THE TASK: Go through the records and show each line where the word "watermark" occurs.

[Items from a dataset]
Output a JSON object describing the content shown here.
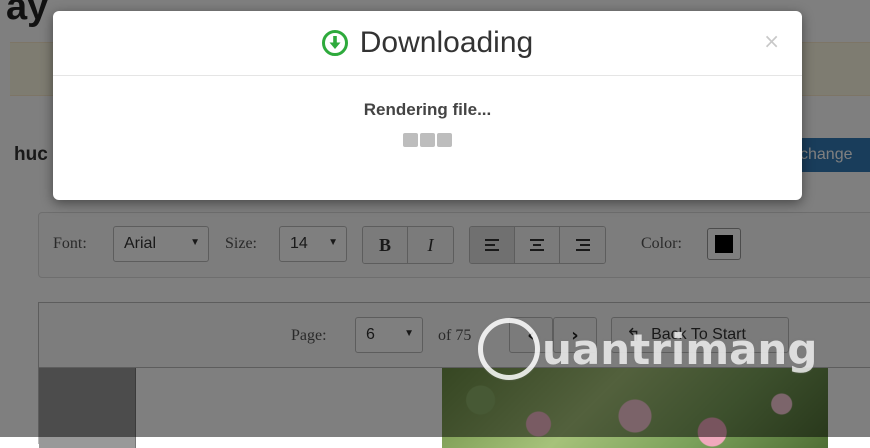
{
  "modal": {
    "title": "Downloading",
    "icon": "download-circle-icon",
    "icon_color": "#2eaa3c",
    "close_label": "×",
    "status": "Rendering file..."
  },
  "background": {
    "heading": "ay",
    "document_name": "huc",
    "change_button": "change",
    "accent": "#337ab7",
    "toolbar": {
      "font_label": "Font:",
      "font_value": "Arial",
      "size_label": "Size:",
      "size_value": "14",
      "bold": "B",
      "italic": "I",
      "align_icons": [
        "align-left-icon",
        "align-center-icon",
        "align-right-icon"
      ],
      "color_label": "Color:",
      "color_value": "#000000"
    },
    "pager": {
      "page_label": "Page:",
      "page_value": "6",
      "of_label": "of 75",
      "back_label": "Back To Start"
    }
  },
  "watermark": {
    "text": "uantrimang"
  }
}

--

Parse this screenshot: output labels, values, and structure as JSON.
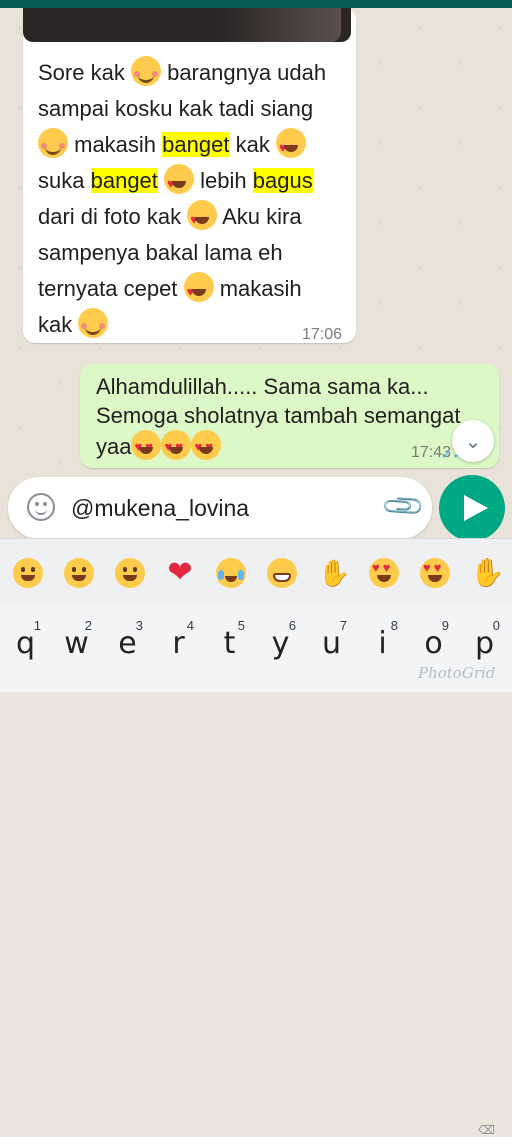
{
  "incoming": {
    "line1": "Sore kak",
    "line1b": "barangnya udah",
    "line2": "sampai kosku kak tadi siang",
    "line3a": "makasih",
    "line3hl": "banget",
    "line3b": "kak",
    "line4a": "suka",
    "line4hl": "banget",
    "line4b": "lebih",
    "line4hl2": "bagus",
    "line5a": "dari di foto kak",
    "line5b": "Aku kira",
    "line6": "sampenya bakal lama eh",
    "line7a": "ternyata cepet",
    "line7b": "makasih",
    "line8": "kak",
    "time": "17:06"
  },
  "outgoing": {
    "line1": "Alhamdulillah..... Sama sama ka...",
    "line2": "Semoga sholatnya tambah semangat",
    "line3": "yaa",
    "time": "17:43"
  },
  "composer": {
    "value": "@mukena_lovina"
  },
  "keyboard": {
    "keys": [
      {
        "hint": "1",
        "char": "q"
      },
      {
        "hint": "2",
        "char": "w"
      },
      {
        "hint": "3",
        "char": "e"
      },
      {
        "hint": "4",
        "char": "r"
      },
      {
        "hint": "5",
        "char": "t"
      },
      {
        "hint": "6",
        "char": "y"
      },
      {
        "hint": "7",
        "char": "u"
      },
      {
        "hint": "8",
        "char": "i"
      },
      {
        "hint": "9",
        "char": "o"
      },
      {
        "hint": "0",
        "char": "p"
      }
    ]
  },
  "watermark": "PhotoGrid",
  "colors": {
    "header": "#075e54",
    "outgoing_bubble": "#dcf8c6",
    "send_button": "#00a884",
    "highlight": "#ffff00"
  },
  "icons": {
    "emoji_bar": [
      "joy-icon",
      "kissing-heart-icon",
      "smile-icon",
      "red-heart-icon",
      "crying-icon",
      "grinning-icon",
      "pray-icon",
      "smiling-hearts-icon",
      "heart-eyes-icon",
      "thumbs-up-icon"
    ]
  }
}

--

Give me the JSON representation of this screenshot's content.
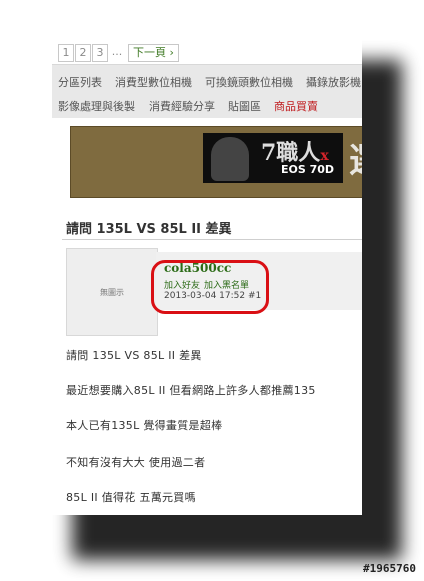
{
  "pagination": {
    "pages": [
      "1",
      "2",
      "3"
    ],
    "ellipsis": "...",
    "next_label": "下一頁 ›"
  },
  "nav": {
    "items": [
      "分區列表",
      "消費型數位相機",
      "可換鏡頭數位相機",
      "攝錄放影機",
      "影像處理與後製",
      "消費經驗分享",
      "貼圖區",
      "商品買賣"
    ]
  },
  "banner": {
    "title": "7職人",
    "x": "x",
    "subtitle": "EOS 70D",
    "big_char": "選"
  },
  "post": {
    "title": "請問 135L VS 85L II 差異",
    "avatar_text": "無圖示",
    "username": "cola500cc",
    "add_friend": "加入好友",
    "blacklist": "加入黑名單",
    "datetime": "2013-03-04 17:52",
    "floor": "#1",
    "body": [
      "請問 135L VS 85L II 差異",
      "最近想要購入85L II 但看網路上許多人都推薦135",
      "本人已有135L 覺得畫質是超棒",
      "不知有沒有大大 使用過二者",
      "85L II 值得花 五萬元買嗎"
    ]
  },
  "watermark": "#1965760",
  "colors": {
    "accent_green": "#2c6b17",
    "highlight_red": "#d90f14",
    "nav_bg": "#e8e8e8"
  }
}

SOLUTION FOR THIS TASK:
  "watermark": {
  "watermark": "PhotoGrid",
  "watermark": "#1965760",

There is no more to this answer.